### TASK INSTRUCTIONS
Write out the entries below once more, exactly, with the pictures left out.

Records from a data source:
○ ○ ○ ○ ○ ○ ○
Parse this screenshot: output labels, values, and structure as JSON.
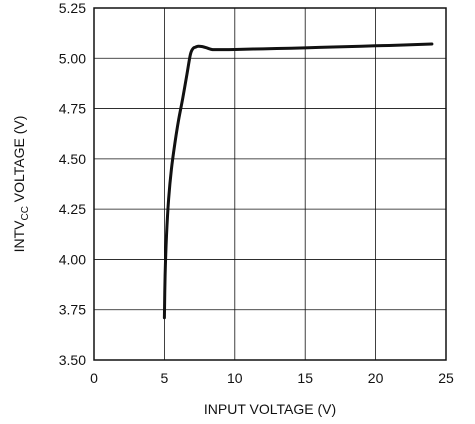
{
  "chart_data": {
    "type": "line",
    "title": "",
    "xlabel": "INPUT VOLTAGE (V)",
    "ylabel": {
      "main": "INTV",
      "sub": "CC",
      "rest": " VOLTAGE (V)"
    },
    "xlim": [
      0,
      25
    ],
    "ylim": [
      3.5,
      5.25
    ],
    "xticks": [
      "0",
      "5",
      "10",
      "15",
      "20",
      "25"
    ],
    "yticks": [
      "3.50",
      "3.75",
      "4.00",
      "4.25",
      "4.50",
      "4.75",
      "5.00",
      "5.25"
    ],
    "grid": true,
    "series": [
      {
        "color": "#111111",
        "x": [
          5.0,
          5.05,
          5.15,
          5.3,
          5.5,
          5.75,
          6.0,
          6.3,
          6.6,
          6.85,
          7.05,
          7.2,
          7.4,
          7.7,
          8.0,
          8.3,
          8.6,
          10,
          12,
          14,
          16,
          18,
          20,
          22,
          24
        ],
        "y": [
          3.71,
          3.92,
          4.12,
          4.3,
          4.45,
          4.58,
          4.69,
          4.8,
          4.92,
          5.02,
          5.05,
          5.055,
          5.06,
          5.058,
          5.052,
          5.045,
          5.043,
          5.044,
          5.047,
          5.05,
          5.054,
          5.058,
          5.062,
          5.066,
          5.071
        ]
      }
    ]
  }
}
○ ○ ○ ○ ○ ○ ○
### SOLUTION TO THIS EXERCISE
Parse this screenshot: output labels, values, and structure as JSON.
{
  "chart_data": {
    "type": "line",
    "title": "",
    "xlabel": "INPUT VOLTAGE (V)",
    "ylabel": {
      "main": "INTV",
      "sub": "CC",
      "rest": " VOLTAGE (V)"
    },
    "xlim": [
      0,
      25
    ],
    "ylim": [
      3.5,
      5.25
    ],
    "xticks": [
      "0",
      "5",
      "10",
      "15",
      "20",
      "25"
    ],
    "yticks": [
      "3.50",
      "3.75",
      "4.00",
      "4.25",
      "4.50",
      "4.75",
      "5.00",
      "5.25"
    ],
    "grid": true,
    "series": [
      {
        "color": "#111111",
        "x": [
          5.0,
          5.05,
          5.15,
          5.3,
          5.5,
          5.75,
          6.0,
          6.3,
          6.6,
          6.85,
          7.05,
          7.2,
          7.4,
          7.7,
          8.0,
          8.3,
          8.6,
          10,
          12,
          14,
          16,
          18,
          20,
          22,
          24
        ],
        "y": [
          3.71,
          3.92,
          4.12,
          4.3,
          4.45,
          4.58,
          4.69,
          4.8,
          4.92,
          5.02,
          5.05,
          5.055,
          5.06,
          5.058,
          5.052,
          5.045,
          5.043,
          5.044,
          5.047,
          5.05,
          5.054,
          5.058,
          5.062,
          5.066,
          5.071
        ]
      }
    ]
  }
}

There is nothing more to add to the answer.